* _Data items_
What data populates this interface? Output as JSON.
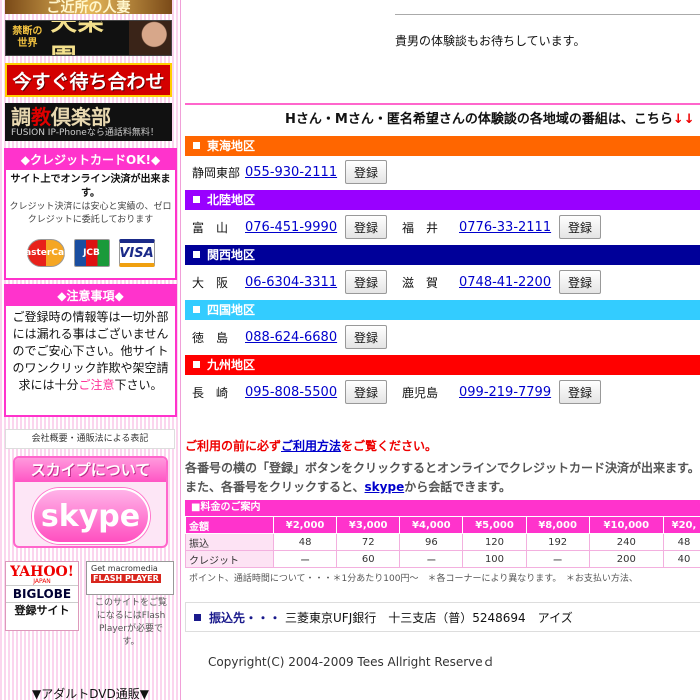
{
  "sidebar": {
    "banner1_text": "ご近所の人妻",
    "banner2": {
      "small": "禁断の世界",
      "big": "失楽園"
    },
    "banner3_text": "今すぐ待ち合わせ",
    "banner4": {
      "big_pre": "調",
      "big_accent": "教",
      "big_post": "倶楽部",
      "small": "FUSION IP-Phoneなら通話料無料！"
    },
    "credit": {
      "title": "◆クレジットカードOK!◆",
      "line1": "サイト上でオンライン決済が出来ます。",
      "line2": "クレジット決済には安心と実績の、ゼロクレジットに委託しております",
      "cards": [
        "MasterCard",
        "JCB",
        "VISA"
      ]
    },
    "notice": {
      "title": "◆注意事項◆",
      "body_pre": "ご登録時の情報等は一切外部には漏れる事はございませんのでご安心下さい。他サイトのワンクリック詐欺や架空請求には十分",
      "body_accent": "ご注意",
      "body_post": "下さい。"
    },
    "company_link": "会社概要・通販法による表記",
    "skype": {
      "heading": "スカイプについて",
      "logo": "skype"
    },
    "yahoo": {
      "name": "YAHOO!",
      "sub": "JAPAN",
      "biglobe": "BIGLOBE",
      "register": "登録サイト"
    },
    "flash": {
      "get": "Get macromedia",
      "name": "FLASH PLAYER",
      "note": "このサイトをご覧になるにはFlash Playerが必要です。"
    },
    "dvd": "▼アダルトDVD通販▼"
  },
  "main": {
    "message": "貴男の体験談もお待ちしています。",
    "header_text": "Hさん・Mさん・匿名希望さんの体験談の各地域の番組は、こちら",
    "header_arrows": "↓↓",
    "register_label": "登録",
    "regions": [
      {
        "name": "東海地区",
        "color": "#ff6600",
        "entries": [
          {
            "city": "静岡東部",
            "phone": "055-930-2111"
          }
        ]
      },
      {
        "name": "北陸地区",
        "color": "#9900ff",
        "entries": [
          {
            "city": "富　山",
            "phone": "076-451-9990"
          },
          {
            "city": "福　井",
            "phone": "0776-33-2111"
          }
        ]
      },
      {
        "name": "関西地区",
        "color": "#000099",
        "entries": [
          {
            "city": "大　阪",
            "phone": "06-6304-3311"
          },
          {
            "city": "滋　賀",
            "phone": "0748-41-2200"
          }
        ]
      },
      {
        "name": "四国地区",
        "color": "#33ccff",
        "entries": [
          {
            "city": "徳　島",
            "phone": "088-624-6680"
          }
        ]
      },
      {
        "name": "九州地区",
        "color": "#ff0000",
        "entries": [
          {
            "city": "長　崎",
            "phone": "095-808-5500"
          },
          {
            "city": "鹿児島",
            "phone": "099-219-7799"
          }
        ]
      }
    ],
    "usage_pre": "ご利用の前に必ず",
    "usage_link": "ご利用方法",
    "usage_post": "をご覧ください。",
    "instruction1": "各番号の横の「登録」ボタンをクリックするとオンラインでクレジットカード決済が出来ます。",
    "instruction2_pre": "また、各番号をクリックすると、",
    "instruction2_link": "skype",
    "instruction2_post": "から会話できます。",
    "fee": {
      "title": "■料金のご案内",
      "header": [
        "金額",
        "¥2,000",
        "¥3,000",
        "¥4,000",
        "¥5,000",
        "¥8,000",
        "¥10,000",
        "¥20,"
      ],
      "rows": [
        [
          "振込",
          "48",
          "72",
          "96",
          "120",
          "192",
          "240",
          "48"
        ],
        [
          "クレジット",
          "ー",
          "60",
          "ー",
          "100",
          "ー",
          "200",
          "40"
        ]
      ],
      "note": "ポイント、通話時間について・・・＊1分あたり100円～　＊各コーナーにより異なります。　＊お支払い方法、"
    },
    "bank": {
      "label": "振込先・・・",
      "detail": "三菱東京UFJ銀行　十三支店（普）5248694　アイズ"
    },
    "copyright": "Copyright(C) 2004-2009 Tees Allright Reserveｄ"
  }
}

==

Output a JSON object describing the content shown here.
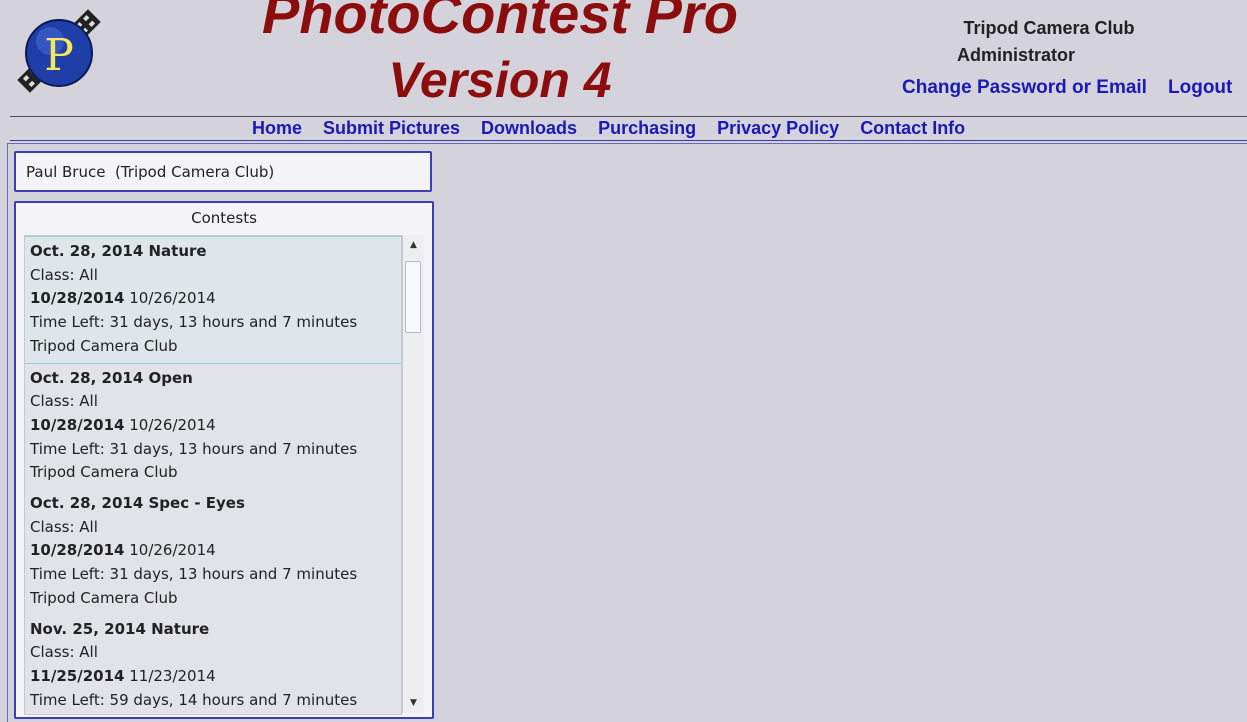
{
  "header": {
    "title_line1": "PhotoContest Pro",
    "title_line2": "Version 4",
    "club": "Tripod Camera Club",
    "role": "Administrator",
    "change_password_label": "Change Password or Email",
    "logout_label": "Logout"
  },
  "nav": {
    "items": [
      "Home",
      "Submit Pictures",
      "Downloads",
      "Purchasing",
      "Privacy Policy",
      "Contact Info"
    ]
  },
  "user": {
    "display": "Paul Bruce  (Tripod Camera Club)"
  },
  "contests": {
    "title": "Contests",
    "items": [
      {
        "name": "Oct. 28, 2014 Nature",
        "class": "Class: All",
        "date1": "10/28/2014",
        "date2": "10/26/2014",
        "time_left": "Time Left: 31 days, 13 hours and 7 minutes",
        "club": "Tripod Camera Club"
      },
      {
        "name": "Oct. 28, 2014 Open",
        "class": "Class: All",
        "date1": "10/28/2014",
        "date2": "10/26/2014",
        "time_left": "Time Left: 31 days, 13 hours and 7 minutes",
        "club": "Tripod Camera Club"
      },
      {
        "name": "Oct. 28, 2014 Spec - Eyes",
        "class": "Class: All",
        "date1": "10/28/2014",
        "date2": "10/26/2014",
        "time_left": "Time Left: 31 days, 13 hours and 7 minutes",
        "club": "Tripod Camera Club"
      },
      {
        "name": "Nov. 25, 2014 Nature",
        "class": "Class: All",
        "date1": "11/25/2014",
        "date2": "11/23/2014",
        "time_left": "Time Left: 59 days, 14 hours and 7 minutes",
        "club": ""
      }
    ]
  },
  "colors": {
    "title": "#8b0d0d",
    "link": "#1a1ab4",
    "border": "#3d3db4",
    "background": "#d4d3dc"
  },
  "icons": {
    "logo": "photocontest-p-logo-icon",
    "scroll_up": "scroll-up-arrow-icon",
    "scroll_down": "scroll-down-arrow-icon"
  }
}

--

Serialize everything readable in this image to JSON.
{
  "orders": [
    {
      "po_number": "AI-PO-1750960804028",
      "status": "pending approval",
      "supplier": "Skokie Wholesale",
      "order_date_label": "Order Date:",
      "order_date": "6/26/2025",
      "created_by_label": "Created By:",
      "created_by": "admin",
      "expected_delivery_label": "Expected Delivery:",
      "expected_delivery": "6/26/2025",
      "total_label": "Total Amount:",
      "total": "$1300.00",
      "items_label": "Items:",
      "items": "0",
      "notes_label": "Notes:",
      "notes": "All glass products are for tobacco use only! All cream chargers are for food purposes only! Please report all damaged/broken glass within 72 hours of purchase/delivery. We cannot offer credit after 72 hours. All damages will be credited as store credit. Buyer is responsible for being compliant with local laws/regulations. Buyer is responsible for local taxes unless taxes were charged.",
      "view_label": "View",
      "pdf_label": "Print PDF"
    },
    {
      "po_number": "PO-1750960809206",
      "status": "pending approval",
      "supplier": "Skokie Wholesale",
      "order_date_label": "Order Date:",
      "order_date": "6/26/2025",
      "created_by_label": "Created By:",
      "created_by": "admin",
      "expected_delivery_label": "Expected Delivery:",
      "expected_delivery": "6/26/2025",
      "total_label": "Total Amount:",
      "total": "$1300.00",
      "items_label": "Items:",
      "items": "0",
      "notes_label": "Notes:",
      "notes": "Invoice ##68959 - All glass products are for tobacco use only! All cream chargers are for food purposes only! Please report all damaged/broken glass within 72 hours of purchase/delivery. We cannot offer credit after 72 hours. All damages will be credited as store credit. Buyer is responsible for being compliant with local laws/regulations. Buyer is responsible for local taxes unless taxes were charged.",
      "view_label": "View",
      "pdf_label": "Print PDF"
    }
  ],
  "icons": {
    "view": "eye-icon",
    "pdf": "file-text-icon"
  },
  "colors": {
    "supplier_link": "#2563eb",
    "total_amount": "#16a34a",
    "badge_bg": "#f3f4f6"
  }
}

* _Exercise_
Your answer should be a single number: the count of lines in the listing that contain the word "Please".

* _Task answer_
2